Dataset excerpts

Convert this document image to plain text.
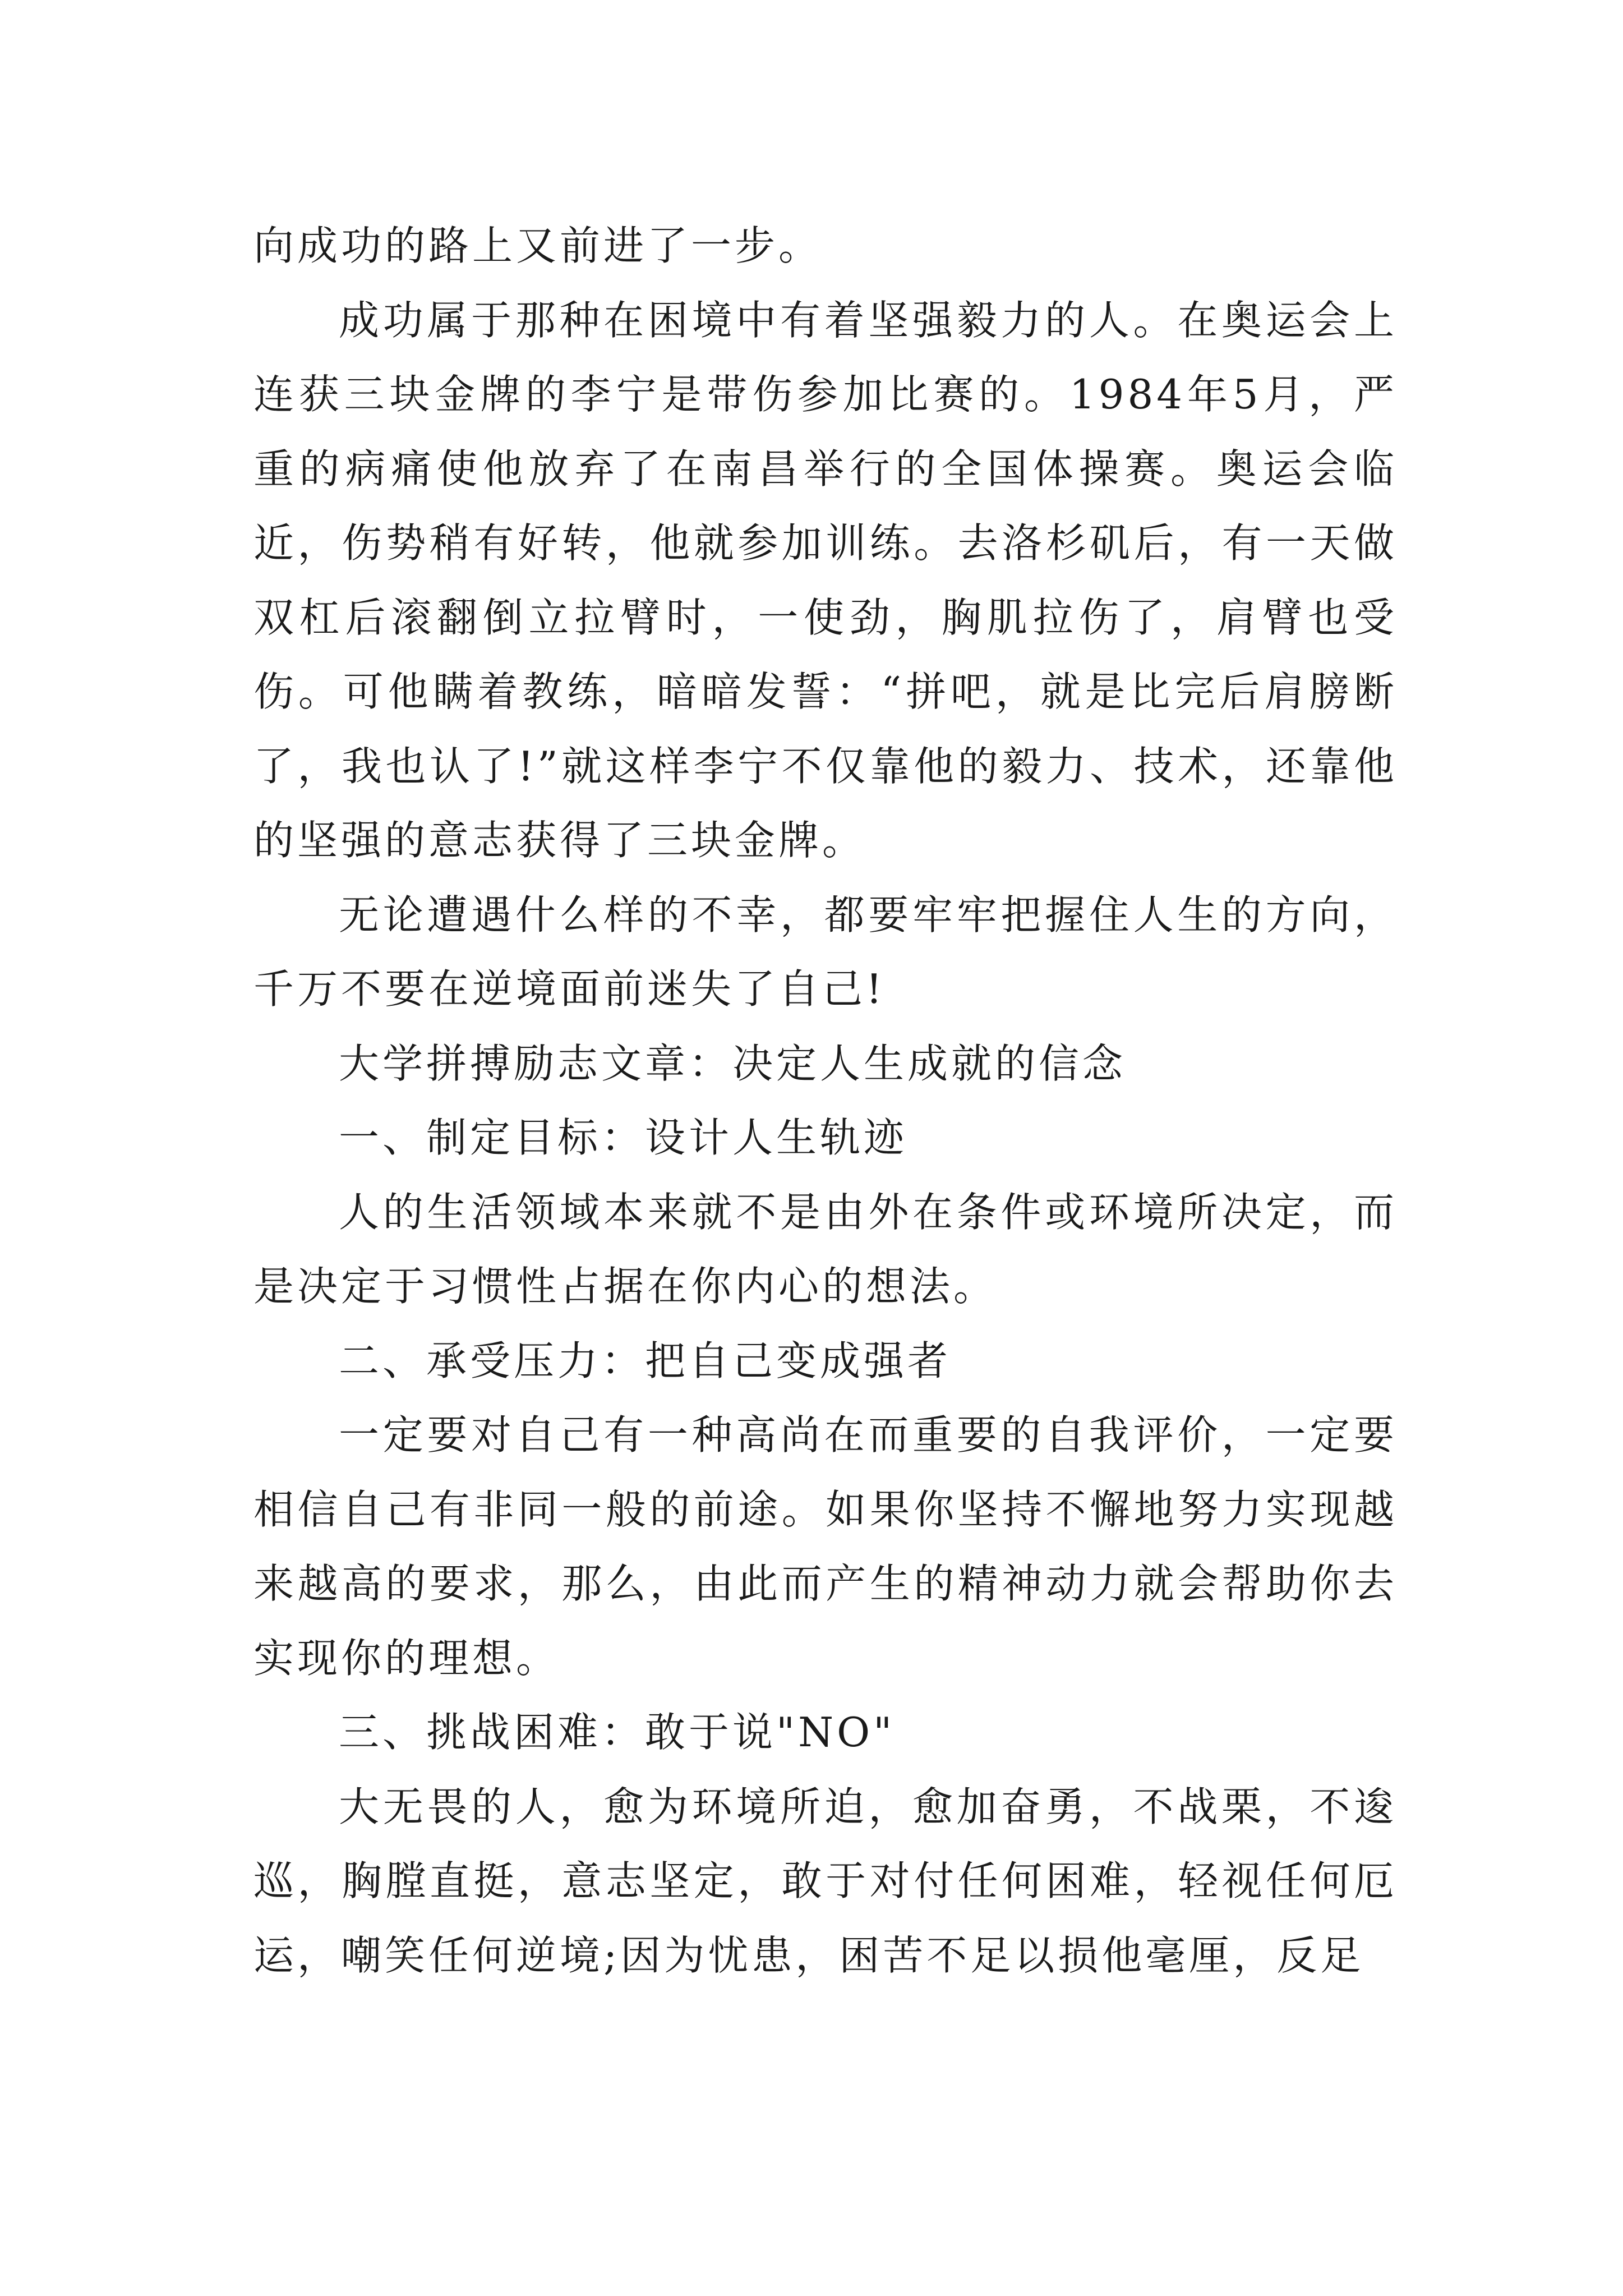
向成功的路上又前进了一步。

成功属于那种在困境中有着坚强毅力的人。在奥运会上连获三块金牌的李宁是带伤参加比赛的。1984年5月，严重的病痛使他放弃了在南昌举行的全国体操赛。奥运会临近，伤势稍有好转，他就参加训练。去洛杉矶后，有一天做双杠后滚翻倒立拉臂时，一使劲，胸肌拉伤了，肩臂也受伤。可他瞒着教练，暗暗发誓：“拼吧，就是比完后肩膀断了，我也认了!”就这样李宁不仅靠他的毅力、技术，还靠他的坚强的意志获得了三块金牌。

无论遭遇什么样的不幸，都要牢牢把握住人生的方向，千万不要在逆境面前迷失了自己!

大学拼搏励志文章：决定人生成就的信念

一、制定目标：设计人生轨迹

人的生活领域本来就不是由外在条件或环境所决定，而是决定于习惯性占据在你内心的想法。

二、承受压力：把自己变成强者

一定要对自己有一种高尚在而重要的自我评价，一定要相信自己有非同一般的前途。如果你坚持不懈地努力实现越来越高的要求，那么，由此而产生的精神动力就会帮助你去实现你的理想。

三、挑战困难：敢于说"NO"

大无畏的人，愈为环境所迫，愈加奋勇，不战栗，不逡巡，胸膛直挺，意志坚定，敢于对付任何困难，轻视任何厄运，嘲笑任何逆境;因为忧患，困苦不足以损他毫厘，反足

Problem details
Make an exact copy of all the material, but keep the pictures out of it.

Result for this task
Convert this document image to plain text.
向成功的路上又前进了一步。

成功属于那种在困境中有着坚强毅力的人。在奥运会上连获三块金牌的李宁是带伤参加比赛的。1984年5月，严重的病痛使他放弃了在南昌举行的全国体操赛。奥运会临近，伤势稍有好转，他就参加训练。去洛杉矶后，有一天做双杠后滚翻倒立拉臂时，一使劲，胸肌拉伤了，肩臂也受伤。可他瞒着教练，暗暗发誓：“拼吧，就是比完后肩膀断了，我也认了!”就这样李宁不仅靠他的毅力、技术，还靠他的坚强的意志获得了三块金牌。

无论遭遇什么样的不幸，都要牢牢把握住人生的方向，千万不要在逆境面前迷失了自己!

大学拼搏励志文章：决定人生成就的信念

一、制定目标：设计人生轨迹

人的生活领域本来就不是由外在条件或环境所决定，而是决定于习惯性占据在你内心的想法。

二、承受压力：把自己变成强者

一定要对自己有一种高尚在而重要的自我评价，一定要相信自己有非同一般的前途。如果你坚持不懈地努力实现越来越高的要求，那么，由此而产生的精神动力就会帮助你去实现你的理想。

三、挑战困难：敢于说"NO"

大无畏的人，愈为环境所迫，愈加奋勇，不战栗，不逡巡，胸膛直挺，意志坚定，敢于对付任何困难，轻视任何厄运，嘲笑任何逆境;因为忧患，困苦不足以损他毫厘，反足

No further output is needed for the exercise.